▶ [Written request]
Wherever the word "this" shows up in a line, please copy that line.

▶ [Dataset entries]

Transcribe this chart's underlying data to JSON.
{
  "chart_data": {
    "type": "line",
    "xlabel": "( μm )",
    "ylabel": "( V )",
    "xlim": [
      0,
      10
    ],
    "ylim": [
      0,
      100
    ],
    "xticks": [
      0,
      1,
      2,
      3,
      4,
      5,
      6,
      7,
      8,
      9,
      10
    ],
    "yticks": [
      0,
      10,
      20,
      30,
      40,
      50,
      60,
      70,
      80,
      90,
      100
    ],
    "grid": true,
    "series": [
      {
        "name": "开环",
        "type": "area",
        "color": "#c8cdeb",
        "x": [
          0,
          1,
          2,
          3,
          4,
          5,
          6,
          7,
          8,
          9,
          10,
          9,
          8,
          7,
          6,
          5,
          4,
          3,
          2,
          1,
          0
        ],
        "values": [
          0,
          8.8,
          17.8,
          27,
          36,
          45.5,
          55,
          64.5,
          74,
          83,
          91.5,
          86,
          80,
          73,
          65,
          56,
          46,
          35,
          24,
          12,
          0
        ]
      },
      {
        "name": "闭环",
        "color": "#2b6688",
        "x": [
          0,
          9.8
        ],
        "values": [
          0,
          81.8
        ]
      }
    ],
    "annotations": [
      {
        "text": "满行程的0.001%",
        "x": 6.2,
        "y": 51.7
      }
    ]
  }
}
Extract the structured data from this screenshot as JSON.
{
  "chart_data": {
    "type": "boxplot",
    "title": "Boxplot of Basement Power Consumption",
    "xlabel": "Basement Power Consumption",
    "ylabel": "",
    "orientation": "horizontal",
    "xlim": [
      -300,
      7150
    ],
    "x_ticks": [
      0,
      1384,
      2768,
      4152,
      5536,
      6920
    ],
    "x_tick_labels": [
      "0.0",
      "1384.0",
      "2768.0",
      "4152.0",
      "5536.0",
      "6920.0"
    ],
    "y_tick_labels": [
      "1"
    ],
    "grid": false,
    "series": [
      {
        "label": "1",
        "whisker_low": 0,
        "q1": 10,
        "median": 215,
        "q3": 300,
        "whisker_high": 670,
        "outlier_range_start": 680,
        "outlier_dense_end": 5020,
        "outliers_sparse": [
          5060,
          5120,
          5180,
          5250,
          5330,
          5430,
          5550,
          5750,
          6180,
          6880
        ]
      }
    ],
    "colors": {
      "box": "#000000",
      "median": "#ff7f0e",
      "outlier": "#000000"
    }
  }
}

▶ [Task output]
Transcribe this chart's underlying data to JSON.
Extract the structured data from this screenshot as JSON.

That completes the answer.